*Required task:* Would you copy out the whole listing exactly as given?

*Recorded data:*
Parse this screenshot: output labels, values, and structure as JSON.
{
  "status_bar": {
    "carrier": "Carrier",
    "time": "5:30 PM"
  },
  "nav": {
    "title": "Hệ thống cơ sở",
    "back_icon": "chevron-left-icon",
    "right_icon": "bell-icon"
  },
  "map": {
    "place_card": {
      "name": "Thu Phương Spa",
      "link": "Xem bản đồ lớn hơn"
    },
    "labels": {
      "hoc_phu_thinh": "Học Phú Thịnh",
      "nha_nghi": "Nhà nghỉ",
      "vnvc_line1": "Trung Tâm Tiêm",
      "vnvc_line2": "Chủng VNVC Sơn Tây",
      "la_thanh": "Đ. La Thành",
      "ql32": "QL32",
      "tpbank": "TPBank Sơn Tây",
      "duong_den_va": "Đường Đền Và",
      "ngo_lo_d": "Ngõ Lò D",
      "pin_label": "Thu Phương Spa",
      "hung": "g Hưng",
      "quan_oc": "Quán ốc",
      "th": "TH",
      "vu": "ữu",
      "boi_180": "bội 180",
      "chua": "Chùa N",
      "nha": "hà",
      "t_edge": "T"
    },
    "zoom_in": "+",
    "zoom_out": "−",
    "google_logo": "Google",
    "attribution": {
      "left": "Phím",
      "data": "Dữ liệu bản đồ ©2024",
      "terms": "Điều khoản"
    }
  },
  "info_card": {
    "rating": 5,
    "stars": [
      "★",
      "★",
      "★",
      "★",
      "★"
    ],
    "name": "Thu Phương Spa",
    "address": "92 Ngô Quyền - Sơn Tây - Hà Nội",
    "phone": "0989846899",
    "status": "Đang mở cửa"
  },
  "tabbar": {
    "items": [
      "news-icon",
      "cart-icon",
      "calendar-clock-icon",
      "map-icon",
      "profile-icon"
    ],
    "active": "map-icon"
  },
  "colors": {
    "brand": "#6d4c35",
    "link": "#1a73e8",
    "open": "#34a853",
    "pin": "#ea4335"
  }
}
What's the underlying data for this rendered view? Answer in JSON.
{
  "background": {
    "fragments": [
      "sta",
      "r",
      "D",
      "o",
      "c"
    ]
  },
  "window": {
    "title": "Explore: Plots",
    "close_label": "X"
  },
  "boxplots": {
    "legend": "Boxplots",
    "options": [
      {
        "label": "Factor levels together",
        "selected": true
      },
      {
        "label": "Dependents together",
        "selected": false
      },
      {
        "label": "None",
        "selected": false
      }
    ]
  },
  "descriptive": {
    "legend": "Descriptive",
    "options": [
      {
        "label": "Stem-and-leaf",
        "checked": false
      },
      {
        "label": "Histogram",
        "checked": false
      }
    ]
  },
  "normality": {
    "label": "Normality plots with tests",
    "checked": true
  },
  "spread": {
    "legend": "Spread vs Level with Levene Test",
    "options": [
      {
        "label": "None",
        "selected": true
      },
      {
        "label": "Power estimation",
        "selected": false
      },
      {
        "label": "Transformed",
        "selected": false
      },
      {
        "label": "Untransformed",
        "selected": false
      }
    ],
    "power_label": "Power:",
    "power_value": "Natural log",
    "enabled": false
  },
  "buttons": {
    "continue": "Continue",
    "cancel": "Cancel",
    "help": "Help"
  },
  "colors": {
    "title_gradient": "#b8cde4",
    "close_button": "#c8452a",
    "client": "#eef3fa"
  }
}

*Completed task:*
Parse this screenshot: output labels, values, and structure as JSON.
{
  "status_bar": {
    "carrier": "Carrier",
    "time": "5:30 PM"
  },
  "nav": {
    "title": "Hệ thống cơ sở",
    "back_icon": "chevron-left-icon",
    "right_icon": "bell-icon"
  },
  "map": {
    "place_card": {
      "name": "Thu Phương Spa",
      "link": "Xem bản đồ lớn hơn"
    },
    "labels": {
      "hoc_phu_thinh": "Học Phú Thịnh",
      "nha_nghi": "Nhà nghỉ",
      "vnvc_line1": "Trung Tâm Tiêm",
      "vnvc_line2": "Chủng VNVC Sơn Tây",
      "la_thanh": "Đ. La Thành",
      "ql32": "QL32",
      "tpbank": "TPBank Sơn Tây",
      "duong_den_va": "Đường Đền Và",
      "ngo_lo_d": "Ngõ Lò D",
      "pin_label": "Thu Phương Spa",
      "hung": "g Hưng",
      "quan_oc": "Quán ốc",
      "th": "TH",
      "vu": "ữu",
      "boi_180": "bội 180",
      "chua": "Chùa N",
      "nha": "hà",
      "t_edge": "T"
    },
    "zoom_in": "+",
    "zoom_out": "−",
    "google_logo": "Google",
    "attribution": {
      "left": "Phím",
      "data": "Dữ liệu bản đồ ©2024",
      "terms": "Điều khoản"
    }
  },
  "info_card": {
    "rating": 5,
    "stars": [
      "★",
      "★",
      "★",
      "★",
      "★"
    ],
    "name": "Thu Phương Spa",
    "address": "92 Ngô Quyền - Sơn Tây - Hà Nội",
    "phone": "0989846899",
    "status": "Đang mở cửa"
  },
  "tabbar": {
    "items": [
      "news-icon",
      "cart-icon",
      "calendar-clock-icon",
      "map-icon",
      "profile-icon"
    ],
    "active": "map-icon"
  },
  "colors": {
    "brand": "#6d4c35",
    "link": "#1a73e8",
    "open": "#34a853",
    "pin": "#ea4335"
  }
}
What's the underlying data for this rendered view? Answer in JSON.
{
  "background": {
    "fragments": [
      "sta",
      "r",
      "D",
      "o",
      "c"
    ]
  },
  "window": {
    "title": "Explore: Plots",
    "close_label": "X"
  },
  "boxplots": {
    "legend": "Boxplots",
    "options": [
      {
        "label": "Factor levels together",
        "selected": true
      },
      {
        "label": "Dependents together",
        "selected": false
      },
      {
        "label": "None",
        "selected": false
      }
    ]
  },
  "descriptive": {
    "legend": "Descriptive",
    "options": [
      {
        "label": "Stem-and-leaf",
        "checked": false
      },
      {
        "label": "Histogram",
        "checked": false
      }
    ]
  },
  "normality": {
    "label": "Normality plots with tests",
    "checked": true
  },
  "spread": {
    "legend": "Spread vs Level with Levene Test",
    "options": [
      {
        "label": "None",
        "selected": true
      },
      {
        "label": "Power estimation",
        "selected": false
      },
      {
        "label": "Transformed",
        "selected": false
      },
      {
        "label": "Untransformed",
        "selected": false
      }
    ],
    "power_label": "Power:",
    "power_value": "Natural log",
    "enabled": false
  },
  "buttons": {
    "continue": "Continue",
    "cancel": "Cancel",
    "help": "Help"
  },
  "colors": {
    "title_gradient": "#b8cde4",
    "close_button": "#c8452a",
    "client": "#eef3fa"
  }
}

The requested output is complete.